■ **Stated task**
Your task is to count the lines of the entries below that include the word "annotation" and to give only the resulting number.

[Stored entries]
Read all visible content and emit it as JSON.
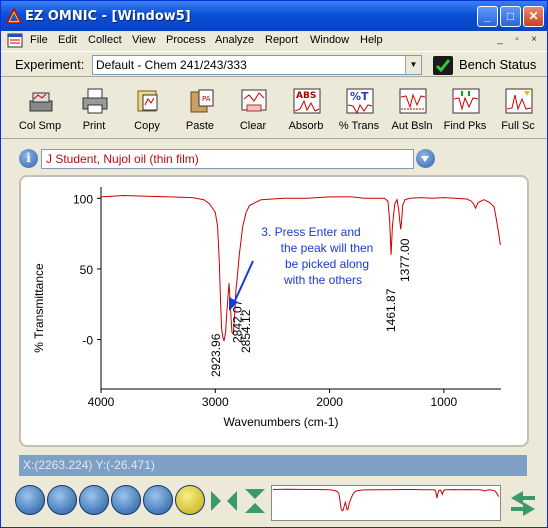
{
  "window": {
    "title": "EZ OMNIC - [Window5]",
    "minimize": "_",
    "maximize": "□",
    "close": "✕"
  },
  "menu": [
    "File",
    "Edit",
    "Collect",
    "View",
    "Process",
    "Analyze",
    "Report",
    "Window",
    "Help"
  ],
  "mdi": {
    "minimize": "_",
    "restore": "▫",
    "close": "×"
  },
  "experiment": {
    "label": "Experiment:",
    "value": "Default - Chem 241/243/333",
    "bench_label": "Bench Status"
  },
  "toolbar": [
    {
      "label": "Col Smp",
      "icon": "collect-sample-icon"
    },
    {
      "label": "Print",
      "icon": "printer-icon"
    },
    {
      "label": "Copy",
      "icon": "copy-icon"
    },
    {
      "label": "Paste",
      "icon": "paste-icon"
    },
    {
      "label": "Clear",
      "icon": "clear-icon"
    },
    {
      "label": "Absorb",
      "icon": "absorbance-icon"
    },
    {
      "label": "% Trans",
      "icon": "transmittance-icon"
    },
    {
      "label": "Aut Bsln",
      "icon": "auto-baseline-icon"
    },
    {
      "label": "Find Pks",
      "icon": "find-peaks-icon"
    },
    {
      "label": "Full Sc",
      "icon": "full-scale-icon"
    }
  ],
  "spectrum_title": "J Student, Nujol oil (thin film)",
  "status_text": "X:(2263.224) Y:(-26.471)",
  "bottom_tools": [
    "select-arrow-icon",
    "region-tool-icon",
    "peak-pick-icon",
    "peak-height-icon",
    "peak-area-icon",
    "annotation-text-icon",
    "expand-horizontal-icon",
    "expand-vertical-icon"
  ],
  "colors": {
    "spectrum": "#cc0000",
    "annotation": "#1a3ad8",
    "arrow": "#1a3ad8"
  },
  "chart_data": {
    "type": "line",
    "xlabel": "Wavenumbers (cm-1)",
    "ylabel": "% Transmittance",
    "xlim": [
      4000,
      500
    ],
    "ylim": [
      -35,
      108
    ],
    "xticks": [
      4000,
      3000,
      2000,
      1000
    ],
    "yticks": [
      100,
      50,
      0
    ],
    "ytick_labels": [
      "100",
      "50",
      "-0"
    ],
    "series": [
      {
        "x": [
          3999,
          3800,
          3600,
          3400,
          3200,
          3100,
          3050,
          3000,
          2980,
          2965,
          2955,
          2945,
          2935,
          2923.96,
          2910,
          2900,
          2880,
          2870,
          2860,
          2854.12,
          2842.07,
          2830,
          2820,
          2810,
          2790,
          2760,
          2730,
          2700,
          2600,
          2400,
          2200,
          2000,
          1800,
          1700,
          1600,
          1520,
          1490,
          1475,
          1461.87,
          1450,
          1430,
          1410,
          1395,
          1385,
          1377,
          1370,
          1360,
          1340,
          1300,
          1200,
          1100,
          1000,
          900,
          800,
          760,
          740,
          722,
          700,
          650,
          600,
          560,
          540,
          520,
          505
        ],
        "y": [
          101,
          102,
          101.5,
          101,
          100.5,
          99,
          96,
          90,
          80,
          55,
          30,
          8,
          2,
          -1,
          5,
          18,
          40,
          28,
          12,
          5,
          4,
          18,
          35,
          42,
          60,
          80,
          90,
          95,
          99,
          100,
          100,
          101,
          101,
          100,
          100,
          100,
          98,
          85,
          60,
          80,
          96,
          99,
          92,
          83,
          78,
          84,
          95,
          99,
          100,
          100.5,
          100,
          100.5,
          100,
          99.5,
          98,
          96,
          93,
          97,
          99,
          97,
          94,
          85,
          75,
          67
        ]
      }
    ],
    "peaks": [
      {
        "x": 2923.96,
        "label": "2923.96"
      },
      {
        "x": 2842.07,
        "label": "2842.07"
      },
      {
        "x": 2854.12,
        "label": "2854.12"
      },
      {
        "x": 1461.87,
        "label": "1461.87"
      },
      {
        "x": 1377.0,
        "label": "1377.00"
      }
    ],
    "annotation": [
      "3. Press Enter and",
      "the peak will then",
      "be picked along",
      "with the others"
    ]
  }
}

■ **Task result**
3